#### Direction
Only the number is wanted: how many lines contain the word "JSON"?

#### Data excerpts
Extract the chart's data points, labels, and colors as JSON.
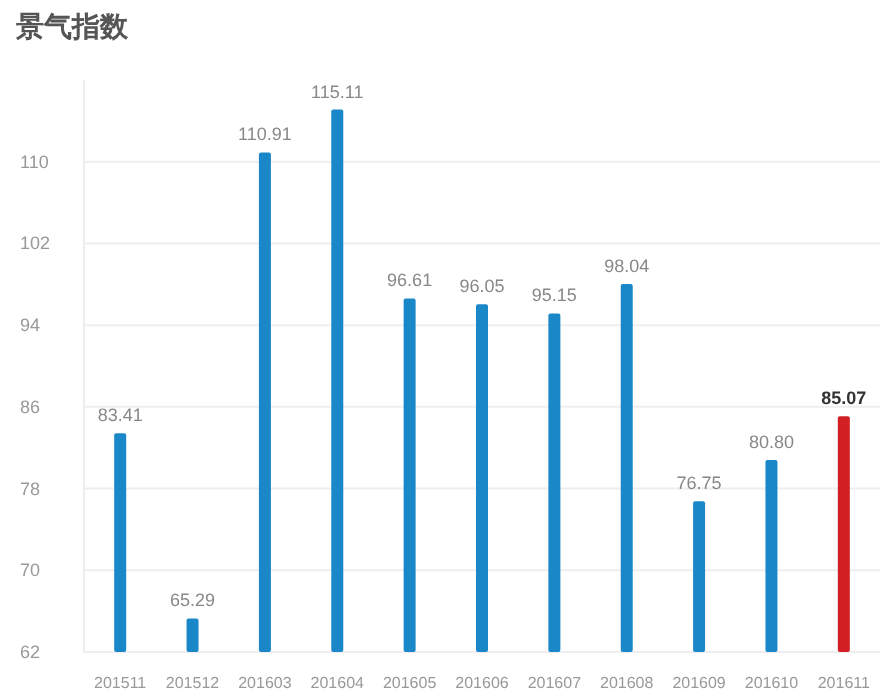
{
  "chart_data": {
    "type": "bar",
    "title": "景气指数",
    "categories": [
      "201511",
      "201512",
      "201603",
      "201604",
      "201605",
      "201606",
      "201607",
      "201608",
      "201609",
      "201610",
      "201611"
    ],
    "values": [
      83.41,
      65.29,
      110.91,
      115.11,
      96.61,
      96.05,
      95.15,
      98.04,
      76.75,
      80.8,
      85.07
    ],
    "value_labels": [
      "83.41",
      "65.29",
      "110.91",
      "115.11",
      "96.61",
      "96.05",
      "95.15",
      "98.04",
      "76.75",
      "80.80",
      "85.07"
    ],
    "colors": [
      "#1a87c8",
      "#1a87c8",
      "#1a87c8",
      "#1a87c8",
      "#1a87c8",
      "#1a87c8",
      "#1a87c8",
      "#1a87c8",
      "#1a87c8",
      "#1a87c8",
      "#d21f24"
    ],
    "ylim": [
      62,
      118
    ],
    "yticks": [
      62,
      70,
      78,
      86,
      94,
      102,
      110
    ],
    "grid": "y"
  }
}
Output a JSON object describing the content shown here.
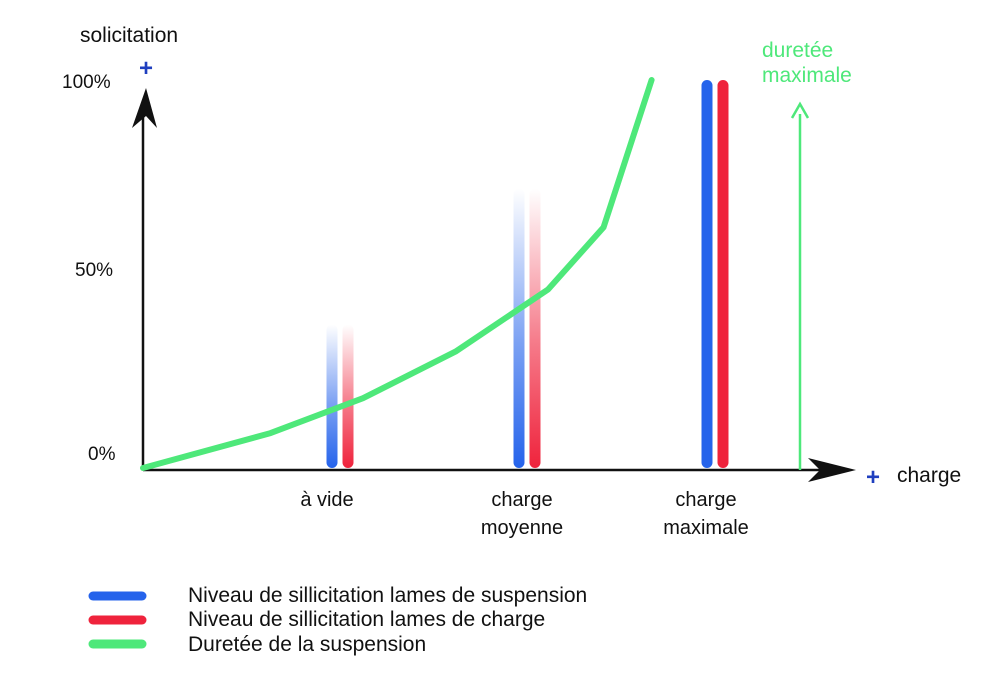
{
  "chart_data": {
    "type": "line",
    "y_axis": {
      "label": "solicitation",
      "ticks": [
        "0%",
        "50%",
        "100%"
      ],
      "range": [
        0,
        100
      ],
      "plus_marker": "+"
    },
    "x_axis": {
      "label": "charge",
      "plus_marker": "+",
      "categories": [
        {
          "line1": "à vide",
          "line2": ""
        },
        {
          "line1": "charge",
          "line2": "moyenne"
        },
        {
          "line1": "charge",
          "line2": "maximale"
        }
      ]
    },
    "bar_series": [
      {
        "name": "Niveau de sillicitation lames de suspension",
        "color": "#2563eb",
        "values": [
          37,
          72,
          100
        ]
      },
      {
        "name": "Niveau de sillicitation lames de charge",
        "color": "#ef233c",
        "values": [
          37,
          72,
          100
        ]
      }
    ],
    "bar_fade": [
      true,
      true,
      false
    ],
    "line_series": {
      "name": "Duretée de la suspension",
      "color": "#4ee87a",
      "x": [
        0,
        0.5,
        1,
        1.5,
        2,
        2.3,
        2.56
      ],
      "y": [
        0,
        9,
        18,
        30,
        46,
        62,
        100
      ]
    },
    "annotation": {
      "line1": "duretée",
      "line2": "maximale",
      "color": "#4ee87a"
    },
    "axis_color": "#111111",
    "plus_color": "#1f3fbf",
    "legend": {
      "placement": "bottom-left",
      "items": [
        {
          "label": "Niveau de sillicitation lames de suspension",
          "color": "#2563eb"
        },
        {
          "label": "Niveau de sillicitation lames de charge",
          "color": "#ef233c"
        },
        {
          "label": "Duretée de la suspension",
          "color": "#4ee87a"
        }
      ]
    }
  }
}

#### Answer to this task
2